Exercice écrit | Écrivez la suite du texte sur la prime exceptionnelle de pouvoir d'achat, en partant de sa dernière phrase.

Texte à lire |
A l’issue du grand débat national, le Président de la République a annoncé la reconduction de la prime exceptionnelle de pouvoir d’achat exonérée de cotisations et de contributions sociales ainsi que d’impôt sur le revenu dans la limite de 1 000 euros par bénéficiaire. Dans son discours de politique générale du 12 juin 2019, le Premier Ministre a annoncé que le bénéfice des exonérations sociales et fiscales de la prime exceptionnelle allait cependant désormais être subordonné à l’existence ou à la mise en place d’un accord d’intéressement avant le 30 juin 2020.

Principale nouveauté issue de l’article 7 du PLFSS pour 2020 : le bénéfice des exonérations sociales et fiscales serait subordonné à l’existence ou à la mise en place préalable d’un accord d’intéressement

Selon l’article 7 du PLFSS pour 2020, pour pouvoir prétendre aux différentes exonérations sociales et fiscales, la prime exceptionnelle de pouvoir d’achat devrait être versée entre la date d’entrée en vigueur de la Loi de financement de la Sécurité sociale (LFSS), soit le 1er janvier 2020, et le 30 juin 2020, par les entreprises « mettant en œuvre un accord d’intéressement» à la date du versement de la prime exceptionnelle.

En d’autres termes, les entreprises devraient impérativement être dotées d’un accord d’intéressement au plus tard le 30 juin 2020 si elles souhaitent bénéficier et faire bénéficier leurs salariés du régime d’exonération applicable au versement de la prime exceptionnelle de pouvoir d’achat. A défaut d’un tel accord d’intéressement, les primes exceptionnelles ainsi versées seraient soumises aux cotisations et contributions sociales ainsi qu’à l’impôt sur le revenu applicables aux salaires.

Par dérogation aux dispositions de l’article L. 3321-5 du Code du travail selon lesquelles les accords d’intéressement sont conclus pour une durée de trois ans, les accords d’intéressement conclus entre le 1er janvier et le 30 juin 2020 pourraient porter, à titre exceptionnel, sur une durée comprise entre un et trois ans.

Selon l’étude d’impact du PLFSS pour 2020, l’administration devrait mettre à disposition des entreprises, dès le 1er janvier 2020, des accords-type pour faciliter la conclusion d’accord d’intéressement et «sécuriser les entreprises».

Entrées |
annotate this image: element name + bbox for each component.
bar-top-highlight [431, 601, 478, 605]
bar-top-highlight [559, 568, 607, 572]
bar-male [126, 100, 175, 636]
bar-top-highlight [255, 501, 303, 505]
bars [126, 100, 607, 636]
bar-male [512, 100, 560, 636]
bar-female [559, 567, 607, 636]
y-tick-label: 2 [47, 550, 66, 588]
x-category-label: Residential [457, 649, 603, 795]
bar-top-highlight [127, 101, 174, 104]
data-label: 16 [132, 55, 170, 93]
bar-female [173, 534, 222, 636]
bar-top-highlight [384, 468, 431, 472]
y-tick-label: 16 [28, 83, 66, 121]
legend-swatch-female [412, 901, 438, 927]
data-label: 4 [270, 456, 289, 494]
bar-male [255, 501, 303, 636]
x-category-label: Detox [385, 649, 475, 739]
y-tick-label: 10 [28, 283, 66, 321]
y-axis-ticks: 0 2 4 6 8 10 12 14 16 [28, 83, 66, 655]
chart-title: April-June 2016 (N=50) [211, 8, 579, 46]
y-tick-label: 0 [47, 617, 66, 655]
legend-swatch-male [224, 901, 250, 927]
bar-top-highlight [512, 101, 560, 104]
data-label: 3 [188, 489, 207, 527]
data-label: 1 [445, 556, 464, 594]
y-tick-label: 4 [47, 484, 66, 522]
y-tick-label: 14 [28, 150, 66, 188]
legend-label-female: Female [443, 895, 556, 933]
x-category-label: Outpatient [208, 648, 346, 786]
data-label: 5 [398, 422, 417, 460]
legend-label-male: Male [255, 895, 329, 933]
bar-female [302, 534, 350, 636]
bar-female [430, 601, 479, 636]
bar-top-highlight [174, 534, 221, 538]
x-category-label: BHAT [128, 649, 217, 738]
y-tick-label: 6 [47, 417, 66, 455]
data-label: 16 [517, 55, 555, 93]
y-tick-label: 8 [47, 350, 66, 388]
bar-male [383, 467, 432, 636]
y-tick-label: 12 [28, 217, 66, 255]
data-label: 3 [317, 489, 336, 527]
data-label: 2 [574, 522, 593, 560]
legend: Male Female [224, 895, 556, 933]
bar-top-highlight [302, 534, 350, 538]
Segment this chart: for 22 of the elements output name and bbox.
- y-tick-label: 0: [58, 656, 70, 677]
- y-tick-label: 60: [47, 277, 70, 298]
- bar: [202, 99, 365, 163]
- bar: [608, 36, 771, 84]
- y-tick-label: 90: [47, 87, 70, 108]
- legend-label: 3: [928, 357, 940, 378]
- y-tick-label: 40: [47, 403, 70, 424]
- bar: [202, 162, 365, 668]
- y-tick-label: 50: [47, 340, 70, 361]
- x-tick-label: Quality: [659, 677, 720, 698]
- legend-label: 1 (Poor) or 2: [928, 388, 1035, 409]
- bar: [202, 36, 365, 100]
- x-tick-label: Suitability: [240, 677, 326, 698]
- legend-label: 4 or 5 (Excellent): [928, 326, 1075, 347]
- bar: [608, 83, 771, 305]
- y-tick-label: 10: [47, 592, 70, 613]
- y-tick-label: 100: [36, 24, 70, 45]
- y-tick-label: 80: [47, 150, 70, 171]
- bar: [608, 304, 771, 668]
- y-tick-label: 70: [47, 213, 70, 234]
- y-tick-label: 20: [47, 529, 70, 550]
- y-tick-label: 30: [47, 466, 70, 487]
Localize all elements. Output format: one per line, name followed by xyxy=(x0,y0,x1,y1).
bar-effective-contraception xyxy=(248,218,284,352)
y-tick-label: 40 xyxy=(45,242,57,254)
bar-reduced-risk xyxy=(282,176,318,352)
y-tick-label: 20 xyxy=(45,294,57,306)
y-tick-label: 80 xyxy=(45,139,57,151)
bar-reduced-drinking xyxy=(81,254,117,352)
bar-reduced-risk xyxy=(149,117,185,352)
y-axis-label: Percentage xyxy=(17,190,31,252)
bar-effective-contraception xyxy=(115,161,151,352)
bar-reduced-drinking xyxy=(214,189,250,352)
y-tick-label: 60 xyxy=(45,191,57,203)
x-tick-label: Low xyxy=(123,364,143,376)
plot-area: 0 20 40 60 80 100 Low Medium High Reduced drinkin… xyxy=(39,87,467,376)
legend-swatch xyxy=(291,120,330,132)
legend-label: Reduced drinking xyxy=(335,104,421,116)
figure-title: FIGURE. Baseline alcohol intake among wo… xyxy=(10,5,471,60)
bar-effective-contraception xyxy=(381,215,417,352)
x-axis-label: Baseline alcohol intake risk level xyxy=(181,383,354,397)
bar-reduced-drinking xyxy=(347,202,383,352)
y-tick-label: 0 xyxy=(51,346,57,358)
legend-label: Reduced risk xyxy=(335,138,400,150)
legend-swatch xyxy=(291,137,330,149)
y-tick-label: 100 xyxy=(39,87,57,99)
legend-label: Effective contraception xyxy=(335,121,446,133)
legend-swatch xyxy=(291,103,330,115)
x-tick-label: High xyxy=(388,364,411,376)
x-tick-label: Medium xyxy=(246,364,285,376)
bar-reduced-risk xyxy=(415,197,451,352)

Réponse proposée |
Les modalités de mise en place et d’attribution de la prime exceptionnelle de pouvoir d’achat reconduite

La prime exceptionnelle serait mise en place (i) par un accord d’intéressement ou par un accord collectif signé selon les modalités de conclusion spécifiques aux accords d’intéressement mentionnées à l’article L. 3312-5 du Code du travail ou (ii) par décision unilatérale de l’employeur. Dans ce dernier cas, le Comité Social et Economique devrait être informé préalablement au versement de la prime exceptionnelle.

L’accord d’intéressement (ou conclu selon les modalités de conclusion d’un tel accord) ou la décision unilatérale de l’employeur instaurant la prime exceptionnelle devrait définir : (i) le montant de la prime exceptionnelle, (ii) le cas échéant, le plafond de rémunération au-delà duquel les salariés ne seraient pas éligibles à la prime exceptionnelle (étant précisé que seuls les salariés percevant une rémunération inférieure à trois fois le Smic annuel, sous réserve des règles afférentes à une proratisation en fonction de la durée du travail, seraient susceptibles de bénéficier des exonérations sociales et fiscales), ainsi que (iii) la modulation du montant de la prime exceptionnelle entre les bénéficiaires.

L’accord d’intéressement (ou conclu selon les modalités de conclusion d’un tel accord) ou la décision unilatérale de l’employeur instaurant la prime exceptionnelle pourrait prévoir une modulation selon les bénéficiaires en fonction (i) de la rémunération, (ii) du niveau de classification, (iii) de la durée de présence effective dans l’entreprise pendant l’année écoulée (étant précisé que les congés de maternité, de paternité et d’accueil de l’enfant, d’adoption, parental d’éducation et de présence parentale sont assimilés à des périodes de présence effective) ou encore (iv) de la durée du travail prévue au contrat de travail pour les salariés qui ne sont pas employés à temps plein ou qui ne sont pas employés toute l’année.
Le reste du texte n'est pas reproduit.